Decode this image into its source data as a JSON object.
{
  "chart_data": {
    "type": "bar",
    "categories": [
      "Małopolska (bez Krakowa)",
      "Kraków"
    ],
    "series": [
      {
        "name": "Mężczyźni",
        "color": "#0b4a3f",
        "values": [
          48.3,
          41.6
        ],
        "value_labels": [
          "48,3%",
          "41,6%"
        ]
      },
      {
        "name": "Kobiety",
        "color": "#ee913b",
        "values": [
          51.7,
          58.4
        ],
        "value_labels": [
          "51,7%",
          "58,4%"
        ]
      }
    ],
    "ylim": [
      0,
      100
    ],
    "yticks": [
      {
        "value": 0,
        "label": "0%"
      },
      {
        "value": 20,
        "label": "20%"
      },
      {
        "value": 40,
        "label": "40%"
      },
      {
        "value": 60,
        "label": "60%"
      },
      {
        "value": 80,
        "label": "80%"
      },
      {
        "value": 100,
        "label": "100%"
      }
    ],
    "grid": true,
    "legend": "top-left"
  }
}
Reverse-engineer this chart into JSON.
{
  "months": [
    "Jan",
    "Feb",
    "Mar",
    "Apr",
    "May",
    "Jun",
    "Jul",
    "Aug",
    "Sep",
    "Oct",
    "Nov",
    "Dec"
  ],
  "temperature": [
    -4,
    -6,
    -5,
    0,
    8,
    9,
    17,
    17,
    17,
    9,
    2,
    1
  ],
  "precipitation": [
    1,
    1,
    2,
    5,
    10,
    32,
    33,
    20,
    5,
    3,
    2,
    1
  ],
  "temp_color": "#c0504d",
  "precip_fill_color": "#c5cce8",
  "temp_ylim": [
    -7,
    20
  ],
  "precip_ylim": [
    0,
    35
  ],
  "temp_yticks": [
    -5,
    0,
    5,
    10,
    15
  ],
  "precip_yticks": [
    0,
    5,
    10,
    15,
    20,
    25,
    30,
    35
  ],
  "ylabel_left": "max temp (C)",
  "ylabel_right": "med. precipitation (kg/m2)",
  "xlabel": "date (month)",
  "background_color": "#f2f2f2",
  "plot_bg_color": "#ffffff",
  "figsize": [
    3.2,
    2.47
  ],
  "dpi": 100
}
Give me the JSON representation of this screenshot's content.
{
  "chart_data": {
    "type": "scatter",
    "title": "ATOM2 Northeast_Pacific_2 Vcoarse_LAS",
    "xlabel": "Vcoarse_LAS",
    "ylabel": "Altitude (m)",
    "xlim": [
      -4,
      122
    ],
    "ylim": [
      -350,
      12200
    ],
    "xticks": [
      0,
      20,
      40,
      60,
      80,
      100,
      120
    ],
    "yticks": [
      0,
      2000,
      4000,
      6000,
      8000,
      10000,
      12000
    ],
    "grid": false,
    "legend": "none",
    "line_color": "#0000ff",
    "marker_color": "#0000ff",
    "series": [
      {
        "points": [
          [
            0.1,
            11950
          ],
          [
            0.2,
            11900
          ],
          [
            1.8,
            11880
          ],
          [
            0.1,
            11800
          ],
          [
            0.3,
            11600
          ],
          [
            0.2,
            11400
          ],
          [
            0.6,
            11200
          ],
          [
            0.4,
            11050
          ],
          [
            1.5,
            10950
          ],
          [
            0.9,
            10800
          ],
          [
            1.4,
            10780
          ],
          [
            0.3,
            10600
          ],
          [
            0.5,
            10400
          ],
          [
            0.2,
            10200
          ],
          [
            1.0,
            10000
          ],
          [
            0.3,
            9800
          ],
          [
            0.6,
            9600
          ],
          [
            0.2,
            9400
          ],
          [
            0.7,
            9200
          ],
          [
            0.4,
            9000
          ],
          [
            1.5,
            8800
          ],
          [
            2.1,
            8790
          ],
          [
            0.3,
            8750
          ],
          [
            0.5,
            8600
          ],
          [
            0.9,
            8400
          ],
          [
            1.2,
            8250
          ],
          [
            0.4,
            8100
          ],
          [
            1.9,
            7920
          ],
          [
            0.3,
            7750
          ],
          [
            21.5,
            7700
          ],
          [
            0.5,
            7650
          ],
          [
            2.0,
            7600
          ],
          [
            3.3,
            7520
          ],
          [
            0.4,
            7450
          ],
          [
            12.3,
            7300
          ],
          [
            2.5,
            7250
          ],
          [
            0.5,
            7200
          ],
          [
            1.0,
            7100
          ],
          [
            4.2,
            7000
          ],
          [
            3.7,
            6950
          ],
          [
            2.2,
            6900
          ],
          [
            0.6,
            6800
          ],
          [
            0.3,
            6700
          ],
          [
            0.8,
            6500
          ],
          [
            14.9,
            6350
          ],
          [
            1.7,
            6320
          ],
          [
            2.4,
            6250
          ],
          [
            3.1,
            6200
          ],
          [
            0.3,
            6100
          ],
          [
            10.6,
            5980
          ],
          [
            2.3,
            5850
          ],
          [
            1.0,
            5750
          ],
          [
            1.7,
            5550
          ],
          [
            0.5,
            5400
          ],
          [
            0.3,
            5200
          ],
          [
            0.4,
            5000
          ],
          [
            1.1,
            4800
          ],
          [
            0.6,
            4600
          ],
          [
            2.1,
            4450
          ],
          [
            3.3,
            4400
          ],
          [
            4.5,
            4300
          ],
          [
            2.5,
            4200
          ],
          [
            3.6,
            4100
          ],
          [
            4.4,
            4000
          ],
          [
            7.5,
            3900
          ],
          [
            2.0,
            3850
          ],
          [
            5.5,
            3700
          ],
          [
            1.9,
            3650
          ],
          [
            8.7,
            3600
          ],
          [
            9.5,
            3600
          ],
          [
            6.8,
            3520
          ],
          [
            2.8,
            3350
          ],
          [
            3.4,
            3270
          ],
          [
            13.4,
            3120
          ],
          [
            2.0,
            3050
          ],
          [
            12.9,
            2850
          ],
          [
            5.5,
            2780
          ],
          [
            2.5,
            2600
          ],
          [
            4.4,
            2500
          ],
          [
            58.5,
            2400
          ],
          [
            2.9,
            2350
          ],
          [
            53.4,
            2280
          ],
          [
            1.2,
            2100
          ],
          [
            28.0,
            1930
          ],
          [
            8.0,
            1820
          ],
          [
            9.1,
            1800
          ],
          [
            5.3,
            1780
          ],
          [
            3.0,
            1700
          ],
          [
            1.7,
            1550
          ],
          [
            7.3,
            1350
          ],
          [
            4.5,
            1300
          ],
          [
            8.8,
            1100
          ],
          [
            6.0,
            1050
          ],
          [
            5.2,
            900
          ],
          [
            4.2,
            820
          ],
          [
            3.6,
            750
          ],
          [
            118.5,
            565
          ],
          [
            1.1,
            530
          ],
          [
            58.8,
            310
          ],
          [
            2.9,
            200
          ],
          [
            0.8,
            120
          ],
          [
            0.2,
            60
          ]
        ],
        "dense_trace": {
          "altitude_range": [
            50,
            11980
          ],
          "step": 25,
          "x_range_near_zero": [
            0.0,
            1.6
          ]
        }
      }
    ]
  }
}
════════
> **GIVEN PROBLEM**: Write out every line from the records above, word for word.

> **CORRECT ANSWER**:
Decode this image into its source data as a JSON object.
{
  "chart_data": {
    "type": "bar",
    "categories": [
      "Małopolska (bez Krakowa)",
      "Kraków"
    ],
    "series": [
      {
        "name": "Mężczyźni",
        "color": "#0b4a3f",
        "values": [
          48.3,
          41.6
        ],
        "value_labels": [
          "48,3%",
          "41,6%"
        ]
      },
      {
        "name": "Kobiety",
        "color": "#ee913b",
        "values": [
          51.7,
          58.4
        ],
        "value_labels": [
          "51,7%",
          "58,4%"
        ]
      }
    ],
    "ylim": [
      0,
      100
    ],
    "yticks": [
      {
        "value": 0,
        "label": "0%"
      },
      {
        "value": 20,
        "label": "20%"
      },
      {
        "value": 40,
        "label": "40%"
      },
      {
        "value": 60,
        "label": "60%"
      },
      {
        "value": 80,
        "label": "80%"
      },
      {
        "value": 100,
        "label": "100%"
      }
    ],
    "grid": true,
    "legend": "top-left"
  }
}
Reverse-engineer this chart into JSON.
{
  "months": [
    "Jan",
    "Feb",
    "Mar",
    "Apr",
    "May",
    "Jun",
    "Jul",
    "Aug",
    "Sep",
    "Oct",
    "Nov",
    "Dec"
  ],
  "temperature": [
    -4,
    -6,
    -5,
    0,
    8,
    9,
    17,
    17,
    17,
    9,
    2,
    1
  ],
  "precipitation": [
    1,
    1,
    2,
    5,
    10,
    32,
    33,
    20,
    5,
    3,
    2,
    1
  ],
  "temp_color": "#c0504d",
  "precip_fill_color": "#c5cce8",
  "temp_ylim": [
    -7,
    20
  ],
  "precip_ylim": [
    0,
    35
  ],
  "temp_yticks": [
    -5,
    0,
    5,
    10,
    15
  ],
  "precip_yticks": [
    0,
    5,
    10,
    15,
    20,
    25,
    30,
    35
  ],
  "ylabel_left": "max temp (C)",
  "ylabel_right": "med. precipitation (kg/m2)",
  "xlabel": "date (month)",
  "background_color": "#f2f2f2",
  "plot_bg_color": "#ffffff",
  "figsize": [
    3.2,
    2.47
  ],
  "dpi": 100
}
Give me the JSON representation of this screenshot's content.
{
  "chart_data": {
    "type": "scatter",
    "title": "ATOM2 Northeast_Pacific_2 Vcoarse_LAS",
    "xlabel": "Vcoarse_LAS",
    "ylabel": "Altitude (m)",
    "xlim": [
      -4,
      122
    ],
    "ylim": [
      -350,
      12200
    ],
    "xticks": [
      0,
      20,
      40,
      60,
      80,
      100,
      120
    ],
    "yticks": [
      0,
      2000,
      4000,
      6000,
      8000,
      10000,
      12000
    ],
    "grid": false,
    "legend": "none",
    "line_color": "#0000ff",
    "marker_color": "#0000ff",
    "series": [
      {
        "points": [
          [
            0.1,
            11950
          ],
          [
            0.2,
            11900
          ],
          [
            1.8,
            11880
          ],
          [
            0.1,
            11800
          ],
          [
            0.3,
            11600
          ],
          [
            0.2,
            11400
          ],
          [
            0.6,
            11200
          ],
          [
            0.4,
            11050
          ],
          [
            1.5,
            10950
          ],
          [
            0.9,
            10800
          ],
          [
            1.4,
            10780
          ],
          [
            0.3,
            10600
          ],
          [
            0.5,
            10400
          ],
          [
            0.2,
            10200
          ],
          [
            1.0,
            10000
          ],
          [
            0.3,
            9800
          ],
          [
            0.6,
            9600
          ],
          [
            0.2,
            9400
          ],
          [
            0.7,
            9200
          ],
          [
            0.4,
            9000
          ],
          [
            1.5,
            8800
          ],
          [
            2.1,
            8790
          ],
          [
            0.3,
            8750
          ],
          [
            0.5,
            8600
          ],
          [
            0.9,
            8400
          ],
          [
            1.2,
            8250
          ],
          [
            0.4,
            8100
          ],
          [
            1.9,
            7920
          ],
          [
            0.3,
            7750
          ],
          [
            21.5,
            7700
          ],
          [
            0.5,
            7650
          ],
          [
            2.0,
            7600
          ],
          [
            3.3,
            7520
          ],
          [
            0.4,
            7450
          ],
          [
            12.3,
            7300
          ],
          [
            2.5,
            7250
          ],
          [
            0.5,
            7200
          ],
          [
            1.0,
            7100
          ],
          [
            4.2,
            7000
          ],
          [
            3.7,
            6950
          ],
          [
            2.2,
            6900
          ],
          [
            0.6,
            6800
          ],
          [
            0.3,
            6700
          ],
          [
            0.8,
            6500
          ],
          [
            14.9,
            6350
          ],
          [
            1.7,
            6320
          ],
          [
            2.4,
            6250
          ],
          [
            3.1,
            6200
          ],
          [
            0.3,
            6100
          ],
          [
            10.6,
            5980
          ],
          [
            2.3,
            5850
          ],
          [
            1.0,
            5750
          ],
          [
            1.7,
            5550
          ],
          [
            0.5,
            5400
          ],
          [
            0.3,
            5200
          ],
          [
            0.4,
            5000
          ],
          [
            1.1,
            4800
          ],
          [
            0.6,
            4600
          ],
          [
            2.1,
            4450
          ],
          [
            3.3,
            4400
          ],
          [
            4.5,
            4300
          ],
          [
            2.5,
            4200
          ],
          [
            3.6,
            4100
          ],
          [
            4.4,
            4000
          ],
          [
            7.5,
            3900
          ],
          [
            2.0,
            3850
          ],
          [
            5.5,
            3700
          ],
          [
            1.9,
            3650
          ],
          [
            8.7,
            3600
          ],
          [
            9.5,
            3600
          ],
          [
            6.8,
            3520
          ],
          [
            2.8,
            3350
          ],
          [
            3.4,
            3270
          ],
          [
            13.4,
            3120
          ],
          [
            2.0,
            3050
          ],
          [
            12.9,
            2850
          ],
          [
            5.5,
            2780
          ],
          [
            2.5,
            2600
          ],
          [
            4.4,
            2500
          ],
          [
            58.5,
            2400
          ],
          [
            2.9,
            2350
          ],
          [
            53.4,
            2280
          ],
          [
            1.2,
            2100
          ],
          [
            28.0,
            1930
          ],
          [
            8.0,
            1820
          ],
          [
            9.1,
            1800
          ],
          [
            5.3,
            1780
          ],
          [
            3.0,
            1700
          ],
          [
            1.7,
            1550
          ],
          [
            7.3,
            1350
          ],
          [
            4.5,
            1300
          ],
          [
            8.8,
            1100
          ],
          [
            6.0,
            1050
          ],
          [
            5.2,
            900
          ],
          [
            4.2,
            820
          ],
          [
            3.6,
            750
          ],
          [
            118.5,
            565
          ],
          [
            1.1,
            530
          ],
          [
            58.8,
            310
          ],
          [
            2.9,
            200
          ],
          [
            0.8,
            120
          ],
          [
            0.2,
            60
          ]
        ],
        "dense_trace": {
          "altitude_range": [
            50,
            11980
          ],
          "step": 25,
          "x_range_near_zero": [
            0.0,
            1.6
          ]
        }
      }
    ]
  }
}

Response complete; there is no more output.